WHAT YOU NEED TO DO
The full set of records must be returned exactly, character for character.

SOURCE MATERIAL
•••••

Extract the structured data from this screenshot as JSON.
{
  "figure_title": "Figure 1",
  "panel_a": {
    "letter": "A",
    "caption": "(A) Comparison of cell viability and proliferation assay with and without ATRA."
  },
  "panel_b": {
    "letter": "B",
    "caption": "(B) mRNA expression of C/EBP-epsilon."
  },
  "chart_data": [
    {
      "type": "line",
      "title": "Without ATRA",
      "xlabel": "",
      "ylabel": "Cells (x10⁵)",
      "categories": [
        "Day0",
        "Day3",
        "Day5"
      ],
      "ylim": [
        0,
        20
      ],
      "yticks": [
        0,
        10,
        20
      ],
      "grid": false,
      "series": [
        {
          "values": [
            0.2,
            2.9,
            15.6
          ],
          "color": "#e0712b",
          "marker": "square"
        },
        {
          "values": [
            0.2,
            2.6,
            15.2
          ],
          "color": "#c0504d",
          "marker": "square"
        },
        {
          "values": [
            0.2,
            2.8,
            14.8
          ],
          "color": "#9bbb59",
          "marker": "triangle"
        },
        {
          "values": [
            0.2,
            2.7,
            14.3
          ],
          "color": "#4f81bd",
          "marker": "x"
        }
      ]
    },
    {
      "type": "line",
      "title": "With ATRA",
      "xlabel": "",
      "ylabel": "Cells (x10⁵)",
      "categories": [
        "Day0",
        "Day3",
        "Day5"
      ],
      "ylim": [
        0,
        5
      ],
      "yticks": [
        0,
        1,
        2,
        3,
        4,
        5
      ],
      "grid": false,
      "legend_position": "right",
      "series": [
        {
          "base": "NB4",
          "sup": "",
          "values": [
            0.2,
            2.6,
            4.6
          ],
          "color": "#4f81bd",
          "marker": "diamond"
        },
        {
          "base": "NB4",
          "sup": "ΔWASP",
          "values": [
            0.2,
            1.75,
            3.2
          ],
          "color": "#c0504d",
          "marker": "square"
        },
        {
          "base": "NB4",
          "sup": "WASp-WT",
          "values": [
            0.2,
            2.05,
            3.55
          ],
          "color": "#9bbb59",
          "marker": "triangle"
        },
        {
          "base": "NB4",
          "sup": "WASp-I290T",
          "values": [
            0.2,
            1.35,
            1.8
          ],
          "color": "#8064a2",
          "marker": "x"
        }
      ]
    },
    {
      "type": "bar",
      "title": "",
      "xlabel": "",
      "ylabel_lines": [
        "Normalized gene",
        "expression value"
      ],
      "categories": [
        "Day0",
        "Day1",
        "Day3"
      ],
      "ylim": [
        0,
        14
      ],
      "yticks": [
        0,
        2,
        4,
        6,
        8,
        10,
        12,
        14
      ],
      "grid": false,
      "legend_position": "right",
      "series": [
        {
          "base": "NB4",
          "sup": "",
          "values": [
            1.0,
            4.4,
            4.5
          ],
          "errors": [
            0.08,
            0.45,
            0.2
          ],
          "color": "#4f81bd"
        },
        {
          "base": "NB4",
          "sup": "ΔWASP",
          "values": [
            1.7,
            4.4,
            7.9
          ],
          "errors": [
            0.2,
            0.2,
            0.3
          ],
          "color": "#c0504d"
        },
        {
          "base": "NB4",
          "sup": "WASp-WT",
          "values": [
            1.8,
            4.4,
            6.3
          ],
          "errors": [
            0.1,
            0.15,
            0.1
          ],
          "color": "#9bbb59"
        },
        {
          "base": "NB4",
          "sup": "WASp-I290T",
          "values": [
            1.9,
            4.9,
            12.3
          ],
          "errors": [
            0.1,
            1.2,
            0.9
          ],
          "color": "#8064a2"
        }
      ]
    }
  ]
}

•••••

ANSWER BELOW
Extract the structured data from this screenshot as JSON.
{
  "figure_title": "Figure 1",
  "panel_a": {
    "letter": "A",
    "caption": "(A) Comparison of cell viability and proliferation assay with and without ATRA."
  },
  "panel_b": {
    "letter": "B",
    "caption": "(B) mRNA expression of C/EBP-epsilon."
  },
  "chart_data": [
    {
      "type": "line",
      "title": "Without ATRA",
      "xlabel": "",
      "ylabel": "Cells (x10⁵)",
      "categories": [
        "Day0",
        "Day3",
        "Day5"
      ],
      "ylim": [
        0,
        20
      ],
      "yticks": [
        0,
        10,
        20
      ],
      "grid": false,
      "series": [
        {
          "values": [
            0.2,
            2.9,
            15.6
          ],
          "color": "#e0712b",
          "marker": "square"
        },
        {
          "values": [
            0.2,
            2.6,
            15.2
          ],
          "color": "#c0504d",
          "marker": "square"
        },
        {
          "values": [
            0.2,
            2.8,
            14.8
          ],
          "color": "#9bbb59",
          "marker": "triangle"
        },
        {
          "values": [
            0.2,
            2.7,
            14.3
          ],
          "color": "#4f81bd",
          "marker": "x"
        }
      ]
    },
    {
      "type": "line",
      "title": "With ATRA",
      "xlabel": "",
      "ylabel": "Cells (x10⁵)",
      "categories": [
        "Day0",
        "Day3",
        "Day5"
      ],
      "ylim": [
        0,
        5
      ],
      "yticks": [
        0,
        1,
        2,
        3,
        4,
        5
      ],
      "grid": false,
      "legend_position": "right",
      "series": [
        {
          "base": "NB4",
          "sup": "",
          "values": [
            0.2,
            2.6,
            4.6
          ],
          "color": "#4f81bd",
          "marker": "diamond"
        },
        {
          "base": "NB4",
          "sup": "ΔWASP",
          "values": [
            0.2,
            1.75,
            3.2
          ],
          "color": "#c0504d",
          "marker": "square"
        },
        {
          "base": "NB4",
          "sup": "WASp-WT",
          "values": [
            0.2,
            2.05,
            3.55
          ],
          "color": "#9bbb59",
          "marker": "triangle"
        },
        {
          "base": "NB4",
          "sup": "WASp-I290T",
          "values": [
            0.2,
            1.35,
            1.8
          ],
          "color": "#8064a2",
          "marker": "x"
        }
      ]
    },
    {
      "type": "bar",
      "title": "",
      "xlabel": "",
      "ylabel_lines": [
        "Normalized gene",
        "expression value"
      ],
      "categories": [
        "Day0",
        "Day1",
        "Day3"
      ],
      "ylim": [
        0,
        14
      ],
      "yticks": [
        0,
        2,
        4,
        6,
        8,
        10,
        12,
        14
      ],
      "grid": false,
      "legend_position": "right",
      "series": [
        {
          "base": "NB4",
          "sup": "",
          "values": [
            1.0,
            4.4,
            4.5
          ],
          "errors": [
            0.08,
            0.45,
            0.2
          ],
          "color": "#4f81bd"
        },
        {
          "base": "NB4",
          "sup": "ΔWASP",
          "values": [
            1.7,
            4.4,
            7.9
          ],
          "errors": [
            0.2,
            0.2,
            0.3
          ],
          "color": "#c0504d"
        },
        {
          "base": "NB4",
          "sup": "WASp-WT",
          "values": [
            1.8,
            4.4,
            6.3
          ],
          "errors": [
            0.1,
            0.15,
            0.1
          ],
          "color": "#9bbb59"
        },
        {
          "base": "NB4",
          "sup": "WASp-I290T",
          "values": [
            1.9,
            4.9,
            12.3
          ],
          "errors": [
            0.1,
            1.2,
            0.9
          ],
          "color": "#8064a2"
        }
      ]
    }
  ]
}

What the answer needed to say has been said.